### MATERIAL FOR THIS EXERCISE
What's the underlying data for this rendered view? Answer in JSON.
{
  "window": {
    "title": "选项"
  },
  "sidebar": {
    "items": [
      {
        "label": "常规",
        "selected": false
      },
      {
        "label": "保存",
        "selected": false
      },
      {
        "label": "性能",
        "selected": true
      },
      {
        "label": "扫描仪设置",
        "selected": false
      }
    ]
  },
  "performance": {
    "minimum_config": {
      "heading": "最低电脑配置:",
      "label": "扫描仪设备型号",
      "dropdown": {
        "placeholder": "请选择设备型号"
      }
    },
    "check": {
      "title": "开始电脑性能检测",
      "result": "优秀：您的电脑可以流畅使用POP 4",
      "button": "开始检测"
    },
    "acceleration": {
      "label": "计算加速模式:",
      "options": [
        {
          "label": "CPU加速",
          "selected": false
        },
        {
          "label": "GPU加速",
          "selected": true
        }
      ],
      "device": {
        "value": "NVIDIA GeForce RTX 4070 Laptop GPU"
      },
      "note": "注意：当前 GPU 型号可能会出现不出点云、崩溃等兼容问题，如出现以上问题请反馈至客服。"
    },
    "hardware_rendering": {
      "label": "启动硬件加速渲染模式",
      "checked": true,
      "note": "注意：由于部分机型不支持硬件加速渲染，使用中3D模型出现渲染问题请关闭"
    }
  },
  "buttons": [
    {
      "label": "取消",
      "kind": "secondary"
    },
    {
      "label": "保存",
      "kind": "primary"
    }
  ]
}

### STATED TASK
Return all lines containing the word "note".

### ANSWER TO THE TASK
      "note": "注意：当前 GPU 型号可能会出现不出点云、崩溃等兼容问题，如出现以上问题请反馈至客服。"
      "note": "注意：由于部分机型不支持硬件加速渲染，使用中3D模型出现渲染问题请关闭"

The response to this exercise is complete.